Record excerpts:
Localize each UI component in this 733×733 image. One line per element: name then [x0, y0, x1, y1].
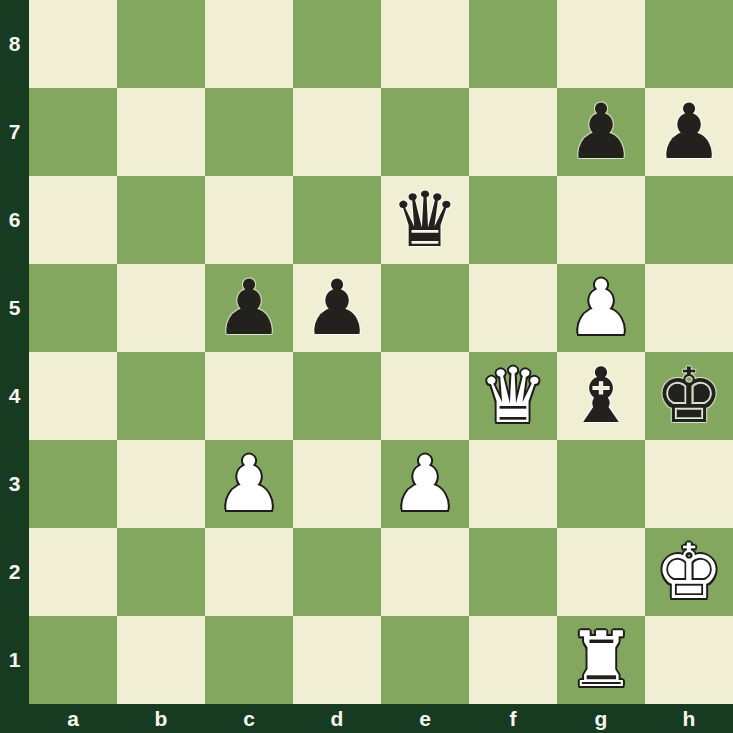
- square-b7[interactable]: [117, 88, 205, 176]
- square-b1[interactable]: [117, 616, 205, 704]
- black-pawn-icon[interactable]: ♟: [215, 264, 283, 352]
- square-a3[interactable]: [29, 440, 117, 528]
- square-f7[interactable]: [469, 88, 557, 176]
- square-c5[interactable]: ♟: [205, 264, 293, 352]
- square-a6[interactable]: [29, 176, 117, 264]
- white-queen-icon[interactable]: ♛: [479, 352, 547, 440]
- square-h8[interactable]: [645, 0, 733, 88]
- square-b8[interactable]: [117, 0, 205, 88]
- square-b6[interactable]: [117, 176, 205, 264]
- square-d3[interactable]: [293, 440, 381, 528]
- square-e3[interactable]: ♟: [381, 440, 469, 528]
- square-h2[interactable]: ♚: [645, 528, 733, 616]
- square-e6[interactable]: ♛: [381, 176, 469, 264]
- square-h3[interactable]: [645, 440, 733, 528]
- square-d2[interactable]: [293, 528, 381, 616]
- square-e2[interactable]: [381, 528, 469, 616]
- square-f5[interactable]: [469, 264, 557, 352]
- square-c4[interactable]: [205, 352, 293, 440]
- rank-label-5: 5: [0, 264, 29, 352]
- square-e5[interactable]: [381, 264, 469, 352]
- square-g6[interactable]: [557, 176, 645, 264]
- square-a7[interactable]: [29, 88, 117, 176]
- file-label-d: d: [293, 704, 381, 733]
- white-pawn-icon[interactable]: ♟: [391, 440, 459, 528]
- file-label-e: e: [381, 704, 469, 733]
- file-label-g: g: [557, 704, 645, 733]
- square-h7[interactable]: ♟: [645, 88, 733, 176]
- square-c3[interactable]: ♟: [205, 440, 293, 528]
- square-f2[interactable]: [469, 528, 557, 616]
- square-d8[interactable]: [293, 0, 381, 88]
- square-g2[interactable]: [557, 528, 645, 616]
- square-g8[interactable]: [557, 0, 645, 88]
- square-f6[interactable]: [469, 176, 557, 264]
- square-c6[interactable]: [205, 176, 293, 264]
- rank-label-4: 4: [0, 352, 29, 440]
- black-king-icon[interactable]: ♚: [655, 352, 723, 440]
- square-e7[interactable]: [381, 88, 469, 176]
- square-g3[interactable]: [557, 440, 645, 528]
- square-e8[interactable]: [381, 0, 469, 88]
- square-g7[interactable]: ♟: [557, 88, 645, 176]
- square-c1[interactable]: [205, 616, 293, 704]
- rank-label-8: 8: [0, 0, 29, 88]
- square-e1[interactable]: [381, 616, 469, 704]
- square-a5[interactable]: [29, 264, 117, 352]
- file-label-c: c: [205, 704, 293, 733]
- square-h4[interactable]: ♚: [645, 352, 733, 440]
- square-a2[interactable]: [29, 528, 117, 616]
- square-f8[interactable]: [469, 0, 557, 88]
- file-label-h: h: [645, 704, 733, 733]
- white-rook-icon[interactable]: ♜: [567, 616, 635, 704]
- square-f4[interactable]: ♛: [469, 352, 557, 440]
- rank-label-1: 1: [0, 616, 29, 704]
- black-bishop-icon[interactable]: ♝: [567, 352, 635, 440]
- gutter-corner: [0, 704, 29, 733]
- square-b4[interactable]: [117, 352, 205, 440]
- square-h5[interactable]: [645, 264, 733, 352]
- square-c2[interactable]: [205, 528, 293, 616]
- square-g5[interactable]: ♟: [557, 264, 645, 352]
- rank-label-7: 7: [0, 88, 29, 176]
- square-b2[interactable]: [117, 528, 205, 616]
- square-g4[interactable]: ♝: [557, 352, 645, 440]
- black-queen-icon[interactable]: ♛: [391, 176, 459, 264]
- rank-label-2: 2: [0, 528, 29, 616]
- square-h1[interactable]: [645, 616, 733, 704]
- white-pawn-icon[interactable]: ♟: [215, 440, 283, 528]
- black-pawn-icon[interactable]: ♟: [303, 264, 371, 352]
- square-d4[interactable]: [293, 352, 381, 440]
- black-pawn-icon[interactable]: ♟: [655, 88, 723, 176]
- square-b5[interactable]: [117, 264, 205, 352]
- square-a4[interactable]: [29, 352, 117, 440]
- black-pawn-icon[interactable]: ♟: [567, 88, 635, 176]
- file-label-f: f: [469, 704, 557, 733]
- square-g1[interactable]: ♜: [557, 616, 645, 704]
- square-a8[interactable]: [29, 0, 117, 88]
- file-label-a: a: [29, 704, 117, 733]
- square-c7[interactable]: [205, 88, 293, 176]
- rank-label-3: 3: [0, 440, 29, 528]
- square-a1[interactable]: [29, 616, 117, 704]
- square-f3[interactable]: [469, 440, 557, 528]
- square-d6[interactable]: [293, 176, 381, 264]
- square-c8[interactable]: [205, 0, 293, 88]
- square-b3[interactable]: [117, 440, 205, 528]
- square-h6[interactable]: [645, 176, 733, 264]
- white-king-icon[interactable]: ♚: [655, 528, 723, 616]
- file-label-b: b: [117, 704, 205, 733]
- white-pawn-icon[interactable]: ♟: [567, 264, 635, 352]
- chess-board: 87♟♟6♛5♟♟♟4♛♝♚3♟♟2♚1♜abcdefgh: [0, 0, 733, 733]
- square-d5[interactable]: ♟: [293, 264, 381, 352]
- square-d1[interactable]: [293, 616, 381, 704]
- square-d7[interactable]: [293, 88, 381, 176]
- square-f1[interactable]: [469, 616, 557, 704]
- square-e4[interactable]: [381, 352, 469, 440]
- rank-label-6: 6: [0, 176, 29, 264]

What you are asked to do: Copy the records above line for line, leaving out the pictures.

Output for this exercise:
Localize each UI component in this 733×733 image. One line per element: name then [x0, y0, x1, y1].
- square-b7[interactable]: [117, 88, 205, 176]
- square-b1[interactable]: [117, 616, 205, 704]
- black-pawn-icon[interactable]: ♟: [215, 264, 283, 352]
- square-a3[interactable]: [29, 440, 117, 528]
- square-f7[interactable]: [469, 88, 557, 176]
- square-c5[interactable]: ♟: [205, 264, 293, 352]
- square-a6[interactable]: [29, 176, 117, 264]
- white-queen-icon[interactable]: ♛: [479, 352, 547, 440]
- square-h8[interactable]: [645, 0, 733, 88]
- square-b8[interactable]: [117, 0, 205, 88]
- square-b6[interactable]: [117, 176, 205, 264]
- square-d3[interactable]: [293, 440, 381, 528]
- square-e3[interactable]: ♟: [381, 440, 469, 528]
- square-h2[interactable]: ♚: [645, 528, 733, 616]
- square-e6[interactable]: ♛: [381, 176, 469, 264]
- square-h3[interactable]: [645, 440, 733, 528]
- square-d2[interactable]: [293, 528, 381, 616]
- square-e2[interactable]: [381, 528, 469, 616]
- square-f5[interactable]: [469, 264, 557, 352]
- square-c4[interactable]: [205, 352, 293, 440]
- rank-label-5: 5: [0, 264, 29, 352]
- square-e5[interactable]: [381, 264, 469, 352]
- square-g6[interactable]: [557, 176, 645, 264]
- square-a7[interactable]: [29, 88, 117, 176]
- file-label-d: d: [293, 704, 381, 733]
- white-pawn-icon[interactable]: ♟: [391, 440, 459, 528]
- file-label-e: e: [381, 704, 469, 733]
- file-label-g: g: [557, 704, 645, 733]
- square-h7[interactable]: ♟: [645, 88, 733, 176]
- square-c3[interactable]: ♟: [205, 440, 293, 528]
- square-f2[interactable]: [469, 528, 557, 616]
- square-d8[interactable]: [293, 0, 381, 88]
- square-g2[interactable]: [557, 528, 645, 616]
- square-g8[interactable]: [557, 0, 645, 88]
- square-f6[interactable]: [469, 176, 557, 264]
- square-c6[interactable]: [205, 176, 293, 264]
- rank-label-4: 4: [0, 352, 29, 440]
- black-king-icon[interactable]: ♚: [655, 352, 723, 440]
- square-e7[interactable]: [381, 88, 469, 176]
- square-g3[interactable]: [557, 440, 645, 528]
- square-e8[interactable]: [381, 0, 469, 88]
- square-g7[interactable]: ♟: [557, 88, 645, 176]
- square-c1[interactable]: [205, 616, 293, 704]
- rank-label-8: 8: [0, 0, 29, 88]
- square-e1[interactable]: [381, 616, 469, 704]
- square-a5[interactable]: [29, 264, 117, 352]
- file-label-c: c: [205, 704, 293, 733]
- square-h4[interactable]: ♚: [645, 352, 733, 440]
- square-a2[interactable]: [29, 528, 117, 616]
- square-f8[interactable]: [469, 0, 557, 88]
- file-label-h: h: [645, 704, 733, 733]
- white-rook-icon[interactable]: ♜: [567, 616, 635, 704]
- square-f4[interactable]: ♛: [469, 352, 557, 440]
- rank-label-1: 1: [0, 616, 29, 704]
- black-bishop-icon[interactable]: ♝: [567, 352, 635, 440]
- gutter-corner: [0, 704, 29, 733]
- square-b4[interactable]: [117, 352, 205, 440]
- square-h5[interactable]: [645, 264, 733, 352]
- square-c2[interactable]: [205, 528, 293, 616]
- square-g5[interactable]: ♟: [557, 264, 645, 352]
- rank-label-7: 7: [0, 88, 29, 176]
- square-b2[interactable]: [117, 528, 205, 616]
- square-g4[interactable]: ♝: [557, 352, 645, 440]
- black-queen-icon[interactable]: ♛: [391, 176, 459, 264]
- rank-label-2: 2: [0, 528, 29, 616]
- square-h1[interactable]: [645, 616, 733, 704]
- white-pawn-icon[interactable]: ♟: [215, 440, 283, 528]
- black-pawn-icon[interactable]: ♟: [303, 264, 371, 352]
- square-d4[interactable]: [293, 352, 381, 440]
- black-pawn-icon[interactable]: ♟: [655, 88, 723, 176]
- square-b5[interactable]: [117, 264, 205, 352]
- square-a4[interactable]: [29, 352, 117, 440]
- black-pawn-icon[interactable]: ♟: [567, 88, 635, 176]
- file-label-f: f: [469, 704, 557, 733]
- square-g1[interactable]: ♜: [557, 616, 645, 704]
- square-a8[interactable]: [29, 0, 117, 88]
- file-label-a: a: [29, 704, 117, 733]
- square-c7[interactable]: [205, 88, 293, 176]
- rank-label-3: 3: [0, 440, 29, 528]
- square-a1[interactable]: [29, 616, 117, 704]
- square-f3[interactable]: [469, 440, 557, 528]
- square-d6[interactable]: [293, 176, 381, 264]
- square-c8[interactable]: [205, 0, 293, 88]
- square-b3[interactable]: [117, 440, 205, 528]
- square-h6[interactable]: [645, 176, 733, 264]
- white-king-icon[interactable]: ♚: [655, 528, 723, 616]
- file-label-b: b: [117, 704, 205, 733]
- white-pawn-icon[interactable]: ♟: [567, 264, 635, 352]
- chess-board: 87♟♟6♛5♟♟♟4♛♝♚3♟♟2♚1♜abcdefgh: [0, 0, 733, 733]
- square-d5[interactable]: ♟: [293, 264, 381, 352]
- square-d1[interactable]: [293, 616, 381, 704]
- square-d7[interactable]: [293, 88, 381, 176]
- square-f1[interactable]: [469, 616, 557, 704]
- square-e4[interactable]: [381, 352, 469, 440]
- rank-label-6: 6: [0, 176, 29, 264]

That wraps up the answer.